EXERCISE DETAILS => Extract, verbatim, all lines starting at the one containing "Output a JSON" and ending with the final line of the listing, and no others.
[start TASK INPUT]
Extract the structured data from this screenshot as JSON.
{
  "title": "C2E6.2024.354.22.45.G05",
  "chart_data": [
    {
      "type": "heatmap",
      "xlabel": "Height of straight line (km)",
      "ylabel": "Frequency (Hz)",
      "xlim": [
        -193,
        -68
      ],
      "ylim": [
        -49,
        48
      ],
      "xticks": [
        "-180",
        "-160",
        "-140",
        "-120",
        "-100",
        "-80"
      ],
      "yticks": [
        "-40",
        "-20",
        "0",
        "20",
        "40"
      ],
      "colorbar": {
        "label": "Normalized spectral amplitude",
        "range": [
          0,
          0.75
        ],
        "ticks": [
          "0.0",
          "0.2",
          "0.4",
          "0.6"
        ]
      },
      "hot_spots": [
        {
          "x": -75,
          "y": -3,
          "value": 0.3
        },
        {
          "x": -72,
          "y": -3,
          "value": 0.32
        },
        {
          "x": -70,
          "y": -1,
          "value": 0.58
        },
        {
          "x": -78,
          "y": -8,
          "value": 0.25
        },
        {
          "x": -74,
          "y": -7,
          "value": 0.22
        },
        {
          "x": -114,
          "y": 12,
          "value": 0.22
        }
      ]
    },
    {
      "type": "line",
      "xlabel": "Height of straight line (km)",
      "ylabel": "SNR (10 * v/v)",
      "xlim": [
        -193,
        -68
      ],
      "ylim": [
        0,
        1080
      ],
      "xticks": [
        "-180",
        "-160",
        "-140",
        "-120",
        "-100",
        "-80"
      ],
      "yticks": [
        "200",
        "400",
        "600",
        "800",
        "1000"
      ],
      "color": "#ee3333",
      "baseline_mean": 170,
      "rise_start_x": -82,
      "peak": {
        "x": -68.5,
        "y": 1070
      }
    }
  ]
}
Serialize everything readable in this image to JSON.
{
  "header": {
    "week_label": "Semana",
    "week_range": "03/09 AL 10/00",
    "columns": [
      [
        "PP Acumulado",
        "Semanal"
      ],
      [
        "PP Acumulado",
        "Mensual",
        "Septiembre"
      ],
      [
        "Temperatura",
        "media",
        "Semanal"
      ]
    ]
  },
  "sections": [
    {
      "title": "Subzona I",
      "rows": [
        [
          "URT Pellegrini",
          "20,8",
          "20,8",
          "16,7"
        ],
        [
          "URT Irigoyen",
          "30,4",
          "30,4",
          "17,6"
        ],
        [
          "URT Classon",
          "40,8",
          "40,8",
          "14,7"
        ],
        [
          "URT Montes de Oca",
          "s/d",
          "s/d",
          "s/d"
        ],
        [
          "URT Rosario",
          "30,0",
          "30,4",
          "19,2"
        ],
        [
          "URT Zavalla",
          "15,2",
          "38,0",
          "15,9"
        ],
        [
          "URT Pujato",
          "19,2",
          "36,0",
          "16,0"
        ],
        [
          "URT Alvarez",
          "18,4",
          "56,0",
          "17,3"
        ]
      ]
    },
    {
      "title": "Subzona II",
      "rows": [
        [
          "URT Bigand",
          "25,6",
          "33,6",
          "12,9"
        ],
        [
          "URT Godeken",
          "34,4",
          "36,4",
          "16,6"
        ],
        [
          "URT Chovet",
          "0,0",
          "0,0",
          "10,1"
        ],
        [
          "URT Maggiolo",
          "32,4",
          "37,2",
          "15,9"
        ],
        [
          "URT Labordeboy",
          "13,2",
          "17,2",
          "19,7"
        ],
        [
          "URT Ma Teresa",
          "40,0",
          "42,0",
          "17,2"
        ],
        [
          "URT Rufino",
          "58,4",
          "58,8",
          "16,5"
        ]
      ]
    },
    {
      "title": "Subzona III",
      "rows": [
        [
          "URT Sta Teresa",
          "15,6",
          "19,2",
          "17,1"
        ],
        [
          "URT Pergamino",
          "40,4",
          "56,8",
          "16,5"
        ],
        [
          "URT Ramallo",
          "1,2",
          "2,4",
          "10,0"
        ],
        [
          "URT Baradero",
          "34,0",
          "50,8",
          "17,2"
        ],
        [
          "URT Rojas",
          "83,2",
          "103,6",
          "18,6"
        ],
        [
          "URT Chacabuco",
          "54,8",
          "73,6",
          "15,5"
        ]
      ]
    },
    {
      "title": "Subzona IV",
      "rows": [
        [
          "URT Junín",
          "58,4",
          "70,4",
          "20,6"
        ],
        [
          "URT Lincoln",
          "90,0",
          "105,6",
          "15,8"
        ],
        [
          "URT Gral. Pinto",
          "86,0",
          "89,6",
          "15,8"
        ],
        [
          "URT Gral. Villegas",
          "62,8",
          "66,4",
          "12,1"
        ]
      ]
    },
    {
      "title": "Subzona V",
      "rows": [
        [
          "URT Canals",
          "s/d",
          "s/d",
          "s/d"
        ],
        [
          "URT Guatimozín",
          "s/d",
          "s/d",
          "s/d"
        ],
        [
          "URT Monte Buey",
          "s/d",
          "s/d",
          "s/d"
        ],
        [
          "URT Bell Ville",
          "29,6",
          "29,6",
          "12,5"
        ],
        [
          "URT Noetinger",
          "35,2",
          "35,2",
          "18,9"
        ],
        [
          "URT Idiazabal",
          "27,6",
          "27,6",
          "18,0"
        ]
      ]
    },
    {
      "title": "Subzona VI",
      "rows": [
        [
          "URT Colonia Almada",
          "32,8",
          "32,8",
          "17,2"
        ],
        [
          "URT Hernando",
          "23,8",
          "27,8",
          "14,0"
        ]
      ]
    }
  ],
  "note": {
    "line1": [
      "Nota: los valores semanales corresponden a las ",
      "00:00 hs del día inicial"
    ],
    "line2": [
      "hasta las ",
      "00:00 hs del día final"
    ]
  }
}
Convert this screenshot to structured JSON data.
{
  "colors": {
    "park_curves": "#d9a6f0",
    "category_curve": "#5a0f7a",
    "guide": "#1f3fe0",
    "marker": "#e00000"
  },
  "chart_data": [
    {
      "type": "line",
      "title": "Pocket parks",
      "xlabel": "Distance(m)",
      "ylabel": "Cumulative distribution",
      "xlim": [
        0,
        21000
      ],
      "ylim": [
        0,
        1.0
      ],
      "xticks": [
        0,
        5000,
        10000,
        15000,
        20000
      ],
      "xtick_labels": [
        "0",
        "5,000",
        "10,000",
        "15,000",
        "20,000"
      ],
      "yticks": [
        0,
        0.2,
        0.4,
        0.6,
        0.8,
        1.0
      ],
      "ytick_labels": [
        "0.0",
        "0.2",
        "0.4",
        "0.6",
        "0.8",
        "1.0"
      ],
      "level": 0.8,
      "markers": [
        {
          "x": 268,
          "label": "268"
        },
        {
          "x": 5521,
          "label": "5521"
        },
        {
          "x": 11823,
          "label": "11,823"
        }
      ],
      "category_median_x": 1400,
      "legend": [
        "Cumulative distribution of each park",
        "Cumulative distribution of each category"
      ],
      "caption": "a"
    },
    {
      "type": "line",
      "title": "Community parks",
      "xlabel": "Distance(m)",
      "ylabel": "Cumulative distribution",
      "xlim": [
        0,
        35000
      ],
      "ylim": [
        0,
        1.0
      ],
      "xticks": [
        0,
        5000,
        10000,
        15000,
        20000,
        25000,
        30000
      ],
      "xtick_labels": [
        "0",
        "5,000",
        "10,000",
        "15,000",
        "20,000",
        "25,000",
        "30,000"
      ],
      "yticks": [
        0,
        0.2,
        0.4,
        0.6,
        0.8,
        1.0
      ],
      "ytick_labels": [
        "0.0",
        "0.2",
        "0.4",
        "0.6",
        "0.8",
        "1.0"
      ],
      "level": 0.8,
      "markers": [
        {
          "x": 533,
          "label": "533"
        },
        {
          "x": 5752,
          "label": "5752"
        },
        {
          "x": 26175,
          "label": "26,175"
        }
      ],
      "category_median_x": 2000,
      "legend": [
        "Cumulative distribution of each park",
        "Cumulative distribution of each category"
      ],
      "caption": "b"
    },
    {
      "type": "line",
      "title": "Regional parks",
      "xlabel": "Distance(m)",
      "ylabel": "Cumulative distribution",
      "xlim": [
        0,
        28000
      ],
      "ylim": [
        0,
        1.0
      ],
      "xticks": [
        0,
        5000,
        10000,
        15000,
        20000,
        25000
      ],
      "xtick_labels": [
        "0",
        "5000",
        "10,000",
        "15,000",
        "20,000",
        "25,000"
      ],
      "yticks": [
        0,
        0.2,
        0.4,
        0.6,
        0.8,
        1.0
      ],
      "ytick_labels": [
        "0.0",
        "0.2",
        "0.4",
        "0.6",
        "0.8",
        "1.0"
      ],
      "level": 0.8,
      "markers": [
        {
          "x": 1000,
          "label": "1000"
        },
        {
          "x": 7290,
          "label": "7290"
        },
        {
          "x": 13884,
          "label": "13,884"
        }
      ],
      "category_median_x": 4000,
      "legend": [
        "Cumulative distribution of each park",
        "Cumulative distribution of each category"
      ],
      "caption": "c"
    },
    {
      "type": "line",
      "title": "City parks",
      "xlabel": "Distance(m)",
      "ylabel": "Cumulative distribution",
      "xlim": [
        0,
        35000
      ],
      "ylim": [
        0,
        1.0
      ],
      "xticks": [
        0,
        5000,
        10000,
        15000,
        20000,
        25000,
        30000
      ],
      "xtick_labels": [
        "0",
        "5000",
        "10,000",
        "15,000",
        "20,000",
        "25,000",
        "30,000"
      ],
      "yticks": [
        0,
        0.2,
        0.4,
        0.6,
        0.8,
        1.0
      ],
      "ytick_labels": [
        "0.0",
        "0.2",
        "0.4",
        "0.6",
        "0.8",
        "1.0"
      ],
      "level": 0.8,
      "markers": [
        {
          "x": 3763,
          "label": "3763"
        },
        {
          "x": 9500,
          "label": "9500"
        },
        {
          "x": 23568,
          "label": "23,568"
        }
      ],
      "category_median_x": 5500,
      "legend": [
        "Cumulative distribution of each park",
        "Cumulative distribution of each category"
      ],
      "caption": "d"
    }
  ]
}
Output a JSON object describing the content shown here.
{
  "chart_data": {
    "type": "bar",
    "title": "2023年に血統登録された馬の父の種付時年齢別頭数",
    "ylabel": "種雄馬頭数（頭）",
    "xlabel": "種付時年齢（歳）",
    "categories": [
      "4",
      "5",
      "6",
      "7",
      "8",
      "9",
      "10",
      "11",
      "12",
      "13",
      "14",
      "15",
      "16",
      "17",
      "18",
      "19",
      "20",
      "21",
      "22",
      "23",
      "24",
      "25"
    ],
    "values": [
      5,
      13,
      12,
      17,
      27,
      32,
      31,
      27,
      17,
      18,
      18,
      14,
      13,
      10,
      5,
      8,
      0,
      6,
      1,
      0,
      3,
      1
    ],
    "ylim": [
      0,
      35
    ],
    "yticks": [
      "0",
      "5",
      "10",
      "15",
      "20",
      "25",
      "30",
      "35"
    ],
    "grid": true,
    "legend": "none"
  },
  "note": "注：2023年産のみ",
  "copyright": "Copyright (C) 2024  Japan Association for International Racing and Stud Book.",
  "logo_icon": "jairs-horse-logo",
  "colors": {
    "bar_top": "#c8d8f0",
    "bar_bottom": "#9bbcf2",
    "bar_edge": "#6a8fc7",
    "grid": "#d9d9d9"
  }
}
[end TASK INPUT]
FULL ANSWER =>
Output a JSON object describing the content shown here.
{
  "chart_data": {
    "type": "bar",
    "title": "2023年に血統登録された馬の父の種付時年齢別頭数",
    "ylabel": "種雄馬頭数（頭）",
    "xlabel": "種付時年齢（歳）",
    "categories": [
      "4",
      "5",
      "6",
      "7",
      "8",
      "9",
      "10",
      "11",
      "12",
      "13",
      "14",
      "15",
      "16",
      "17",
      "18",
      "19",
      "20",
      "21",
      "22",
      "23",
      "24",
      "25"
    ],
    "values": [
      5,
      13,
      12,
      17,
      27,
      32,
      31,
      27,
      17,
      18,
      18,
      14,
      13,
      10,
      5,
      8,
      0,
      6,
      1,
      0,
      3,
      1
    ],
    "ylim": [
      0,
      35
    ],
    "yticks": [
      "0",
      "5",
      "10",
      "15",
      "20",
      "25",
      "30",
      "35"
    ],
    "grid": true,
    "legend": "none"
  },
  "note": "注：2023年産のみ",
  "copyright": "Copyright (C) 2024  Japan Association for International Racing and Stud Book.",
  "logo_icon": "jairs-horse-logo",
  "colors": {
    "bar_top": "#c8d8f0",
    "bar_bottom": "#9bbcf2",
    "bar_edge": "#6a8fc7",
    "grid": "#d9d9d9"
  }
}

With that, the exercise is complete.